══ Material supplied

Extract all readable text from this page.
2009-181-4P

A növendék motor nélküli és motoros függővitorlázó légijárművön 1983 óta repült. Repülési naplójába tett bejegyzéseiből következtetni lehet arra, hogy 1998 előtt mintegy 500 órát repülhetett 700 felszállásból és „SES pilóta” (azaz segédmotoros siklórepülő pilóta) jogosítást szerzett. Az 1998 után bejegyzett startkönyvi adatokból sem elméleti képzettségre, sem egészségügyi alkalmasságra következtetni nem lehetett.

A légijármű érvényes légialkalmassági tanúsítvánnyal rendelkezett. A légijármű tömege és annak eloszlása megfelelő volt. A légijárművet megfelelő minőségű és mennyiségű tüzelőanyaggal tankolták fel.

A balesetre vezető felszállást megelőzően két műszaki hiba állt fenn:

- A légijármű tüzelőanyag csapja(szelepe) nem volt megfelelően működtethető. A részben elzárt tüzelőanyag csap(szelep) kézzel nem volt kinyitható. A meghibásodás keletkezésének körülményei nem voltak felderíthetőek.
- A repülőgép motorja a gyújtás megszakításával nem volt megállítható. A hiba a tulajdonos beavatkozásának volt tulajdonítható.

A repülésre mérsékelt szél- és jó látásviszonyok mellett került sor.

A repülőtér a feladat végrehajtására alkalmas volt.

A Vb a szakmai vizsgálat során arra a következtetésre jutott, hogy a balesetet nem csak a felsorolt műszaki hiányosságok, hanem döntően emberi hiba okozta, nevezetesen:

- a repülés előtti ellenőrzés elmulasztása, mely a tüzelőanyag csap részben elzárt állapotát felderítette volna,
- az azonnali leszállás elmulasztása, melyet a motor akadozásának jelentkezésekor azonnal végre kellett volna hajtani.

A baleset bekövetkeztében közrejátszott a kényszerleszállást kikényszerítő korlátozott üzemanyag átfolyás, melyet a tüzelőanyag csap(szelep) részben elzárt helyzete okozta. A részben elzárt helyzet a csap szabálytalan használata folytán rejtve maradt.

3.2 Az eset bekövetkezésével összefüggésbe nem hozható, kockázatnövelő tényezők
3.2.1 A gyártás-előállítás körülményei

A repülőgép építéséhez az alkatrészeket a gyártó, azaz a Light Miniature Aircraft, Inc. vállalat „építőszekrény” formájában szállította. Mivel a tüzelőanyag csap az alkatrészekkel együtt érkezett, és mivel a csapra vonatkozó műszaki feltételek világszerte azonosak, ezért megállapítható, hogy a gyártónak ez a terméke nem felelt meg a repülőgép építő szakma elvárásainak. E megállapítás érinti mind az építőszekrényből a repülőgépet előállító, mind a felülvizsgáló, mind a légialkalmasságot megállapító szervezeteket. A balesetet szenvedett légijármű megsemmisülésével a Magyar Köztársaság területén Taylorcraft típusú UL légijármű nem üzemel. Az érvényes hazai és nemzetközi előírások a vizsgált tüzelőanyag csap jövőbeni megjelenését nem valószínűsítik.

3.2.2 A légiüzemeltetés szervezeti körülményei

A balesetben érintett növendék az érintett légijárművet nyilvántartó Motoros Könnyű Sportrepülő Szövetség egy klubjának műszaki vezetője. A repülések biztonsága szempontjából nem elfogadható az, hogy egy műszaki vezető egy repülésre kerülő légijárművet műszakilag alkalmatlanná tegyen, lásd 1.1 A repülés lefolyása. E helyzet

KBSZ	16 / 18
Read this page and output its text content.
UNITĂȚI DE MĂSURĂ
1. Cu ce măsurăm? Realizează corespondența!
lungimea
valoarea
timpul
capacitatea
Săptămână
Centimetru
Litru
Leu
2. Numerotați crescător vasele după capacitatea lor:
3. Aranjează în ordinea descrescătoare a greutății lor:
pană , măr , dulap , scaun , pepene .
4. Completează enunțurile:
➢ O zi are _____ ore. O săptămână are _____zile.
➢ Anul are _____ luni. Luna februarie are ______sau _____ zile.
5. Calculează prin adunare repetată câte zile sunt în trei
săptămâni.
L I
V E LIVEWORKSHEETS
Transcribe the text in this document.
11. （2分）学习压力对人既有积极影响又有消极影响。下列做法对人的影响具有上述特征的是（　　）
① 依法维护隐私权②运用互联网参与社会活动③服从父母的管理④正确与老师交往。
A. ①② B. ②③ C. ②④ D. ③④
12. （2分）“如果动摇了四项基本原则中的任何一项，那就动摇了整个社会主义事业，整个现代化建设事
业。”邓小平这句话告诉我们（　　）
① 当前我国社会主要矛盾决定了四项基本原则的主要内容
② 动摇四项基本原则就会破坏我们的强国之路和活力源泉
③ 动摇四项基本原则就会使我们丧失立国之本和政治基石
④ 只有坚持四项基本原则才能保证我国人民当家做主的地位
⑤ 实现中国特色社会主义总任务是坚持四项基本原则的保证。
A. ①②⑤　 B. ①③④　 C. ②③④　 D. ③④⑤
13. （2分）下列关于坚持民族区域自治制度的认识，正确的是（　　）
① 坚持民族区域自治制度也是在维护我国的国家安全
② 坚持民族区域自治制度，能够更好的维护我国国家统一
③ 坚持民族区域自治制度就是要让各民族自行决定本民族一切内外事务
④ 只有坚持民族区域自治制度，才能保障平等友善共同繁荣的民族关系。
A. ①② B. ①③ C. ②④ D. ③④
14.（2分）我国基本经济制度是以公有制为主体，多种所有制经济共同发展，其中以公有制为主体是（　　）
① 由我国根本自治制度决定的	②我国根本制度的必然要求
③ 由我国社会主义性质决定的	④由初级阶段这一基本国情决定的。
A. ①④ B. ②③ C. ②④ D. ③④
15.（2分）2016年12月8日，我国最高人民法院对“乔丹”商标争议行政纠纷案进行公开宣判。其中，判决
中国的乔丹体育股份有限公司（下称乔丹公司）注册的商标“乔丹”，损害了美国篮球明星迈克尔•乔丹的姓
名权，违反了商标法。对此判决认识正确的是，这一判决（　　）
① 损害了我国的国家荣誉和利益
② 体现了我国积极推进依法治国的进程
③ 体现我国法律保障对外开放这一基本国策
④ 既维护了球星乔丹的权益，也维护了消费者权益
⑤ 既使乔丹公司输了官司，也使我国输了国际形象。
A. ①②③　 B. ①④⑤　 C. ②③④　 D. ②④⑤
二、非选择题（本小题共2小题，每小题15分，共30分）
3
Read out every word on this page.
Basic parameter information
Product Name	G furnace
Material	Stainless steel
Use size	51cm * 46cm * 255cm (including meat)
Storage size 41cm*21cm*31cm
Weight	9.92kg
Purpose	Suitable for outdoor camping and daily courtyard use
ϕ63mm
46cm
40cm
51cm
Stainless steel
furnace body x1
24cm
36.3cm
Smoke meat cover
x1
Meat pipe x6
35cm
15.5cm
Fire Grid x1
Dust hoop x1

════

■ **Exercise prompt**: Write out every record verbatim.

■ **Solution below**:
Extract all readable text from this page.
2009-181-4P

A növendék motor nélküli és motoros függővitorlázó légijárművön 1983 óta repült. Repülési naplójába tett bejegyzéseiből következtetni lehet arra, hogy 1998 előtt mintegy 500 órát repülhetett 700 felszállásból és „SES pilóta” (azaz segédmotoros siklórepülő pilóta) jogosítást szerzett. Az 1998 után bejegyzett startkönyvi adatokból sem elméleti képzettségre, sem egészségügyi alkalmasságra következtetni nem lehetett.

A légijármű érvényes légialkalmassági tanúsítvánnyal rendelkezett. A légijármű tömege és annak eloszlása megfelelő volt. A légijárművet megfelelő minőségű és mennyiségű tüzelőanyaggal tankolták fel.

A balesetre vezető felszállást megelőzően két műszaki hiba állt fenn:

- A légijármű tüzelőanyag csapja(szelepe) nem volt megfelelően működtethető. A részben elzárt tüzelőanyag csap(szelep) kézzel nem volt kinyitható. A meghibásodás keletkezésének körülményei nem voltak felderíthetőek.
- A repülőgép motorja a gyújtás megszakításával nem volt megállítható. A hiba a tulajdonos beavatkozásának volt tulajdonítható.

A repülésre mérsékelt szél- és jó látásviszonyok mellett került sor.

A repülőtér a feladat végrehajtására alkalmas volt.

A Vb a szakmai vizsgálat során arra a következtetésre jutott, hogy a balesetet nem csak a felsorolt műszaki hiányosságok, hanem döntően emberi hiba okozta, nevezetesen:

- a repülés előtti ellenőrzés elmulasztása, mely a tüzelőanyag csap részben elzárt állapotát felderítette volna,
- az azonnali leszállás elmulasztása, melyet a motor akadozásának jelentkezésekor azonnal végre kellett volna hajtani.

A baleset bekövetkeztében közrejátszott a kényszerleszállást kikényszerítő korlátozott üzemanyag átfolyás, melyet a tüzelőanyag csap(szelep) részben elzárt helyzete okozta. A részben elzárt helyzet a csap szabálytalan használata folytán rejtve maradt.

3.2 Az eset bekövetkezésével összefüggésbe nem hozható, kockázatnövelő tényezők
3.2.1 A gyártás-előállítás körülményei

A repülőgép építéséhez az alkatrészeket a gyártó, azaz a Light Miniature Aircraft, Inc. vállalat „építőszekrény” formájában szállította. Mivel a tüzelőanyag csap az alkatrészekkel együtt érkezett, és mivel a csapra vonatkozó műszaki feltételek világszerte azonosak, ezért megállapítható, hogy a gyártónak ez a terméke nem felelt meg a repülőgép építő szakma elvárásainak. E megállapítás érinti mind az építőszekrényből a repülőgépet előállító, mind a felülvizsgáló, mind a légialkalmasságot megállapító szervezeteket. A balesetet szenvedett légijármű megsemmisülésével a Magyar Köztársaság területén Taylorcraft típusú UL légijármű nem üzemel. Az érvényes hazai és nemzetközi előírások a vizsgált tüzelőanyag csap jövőbeni megjelenését nem valószínűsítik.

3.2.2 A légiüzemeltetés szervezeti körülményei

A balesetben érintett növendék az érintett légijárművet nyilvántartó Motoros Könnyű Sportrepülő Szövetség egy klubjának műszaki vezetője. A repülések biztonsága szempontjából nem elfogadható az, hogy egy műszaki vezető egy repülésre kerülő légijárművet műszakilag alkalmatlanná tegyen, lásd 1.1 A repülés lefolyása. E helyzet

KBSZ	16 / 18
Read this page and output its text content.
UNITĂȚI DE MĂSURĂ
1. Cu ce măsurăm? Realizează corespondența!
lungimea
valoarea
timpul
capacitatea
Săptămână
Centimetru
Litru
Leu
2. Numerotați crescător vasele după capacitatea lor:
3. Aranjează în ordinea descrescătoare a greutății lor:
pană , măr , dulap , scaun , pepene .
4. Completează enunțurile:
➢ O zi are _____ ore. O săptămână are _____zile.
➢ Anul are _____ luni. Luna februarie are ______sau _____ zile.
5. Calculează prin adunare repetată câte zile sunt în trei
săptămâni.
L I
V E LIVEWORKSHEETS
Transcribe the text in this document.
11. （2分）学习压力对人既有积极影响又有消极影响。下列做法对人的影响具有上述特征的是（　　）
① 依法维护隐私权②运用互联网参与社会活动③服从父母的管理④正确与老师交往。
A. ①② B. ②③ C. ②④ D. ③④
12. （2分）“如果动摇了四项基本原则中的任何一项，那就动摇了整个社会主义事业，整个现代化建设事
业。”邓小平这句话告诉我们（　　）
① 当前我国社会主要矛盾决定了四项基本原则的主要内容
② 动摇四项基本原则就会破坏我们的强国之路和活力源泉
③ 动摇四项基本原则就会使我们丧失立国之本和政治基石
④ 只有坚持四项基本原则才能保证我国人民当家做主的地位
⑤ 实现中国特色社会主义总任务是坚持四项基本原则的保证。
A. ①②⑤　 B. ①③④　 C. ②③④　 D. ③④⑤
13. （2分）下列关于坚持民族区域自治制度的认识，正确的是（　　）
① 坚持民族区域自治制度也是在维护我国的国家安全
② 坚持民族区域自治制度，能够更好的维护我国国家统一
③ 坚持民族区域自治制度就是要让各民族自行决定本民族一切内外事务
④ 只有坚持民族区域自治制度，才能保障平等友善共同繁荣的民族关系。
A. ①② B. ①③ C. ②④ D. ③④
14.（2分）我国基本经济制度是以公有制为主体，多种所有制经济共同发展，其中以公有制为主体是（　　）
① 由我国根本自治制度决定的	②我国根本制度的必然要求
③ 由我国社会主义性质决定的	④由初级阶段这一基本国情决定的。
A. ①④ B. ②③ C. ②④ D. ③④
15.（2分）2016年12月8日，我国最高人民法院对“乔丹”商标争议行政纠纷案进行公开宣判。其中，判决
中国的乔丹体育股份有限公司（下称乔丹公司）注册的商标“乔丹”，损害了美国篮球明星迈克尔•乔丹的姓
名权，违反了商标法。对此判决认识正确的是，这一判决（　　）
① 损害了我国的国家荣誉和利益
② 体现了我国积极推进依法治国的进程
③ 体现我国法律保障对外开放这一基本国策
④ 既维护了球星乔丹的权益，也维护了消费者权益
⑤ 既使乔丹公司输了官司，也使我国输了国际形象。
A. ①②③　 B. ①④⑤　 C. ②③④　 D. ②④⑤
二、非选择题（本小题共2小题，每小题15分，共30分）
3
Read out every word on this page.
Basic parameter information
Product Name	G furnace
Material	Stainless steel
Use size	51cm * 46cm * 255cm (including meat)
Storage size 41cm*21cm*31cm
Weight	9.92kg
Purpose	Suitable for outdoor camping and daily courtyard use
ϕ63mm
46cm
40cm
51cm
Stainless steel
furnace body x1
24cm
36.3cm
Smoke meat cover
x1
Meat pipe x6
35cm
15.5cm
Fire Grid x1
Dust hoop x1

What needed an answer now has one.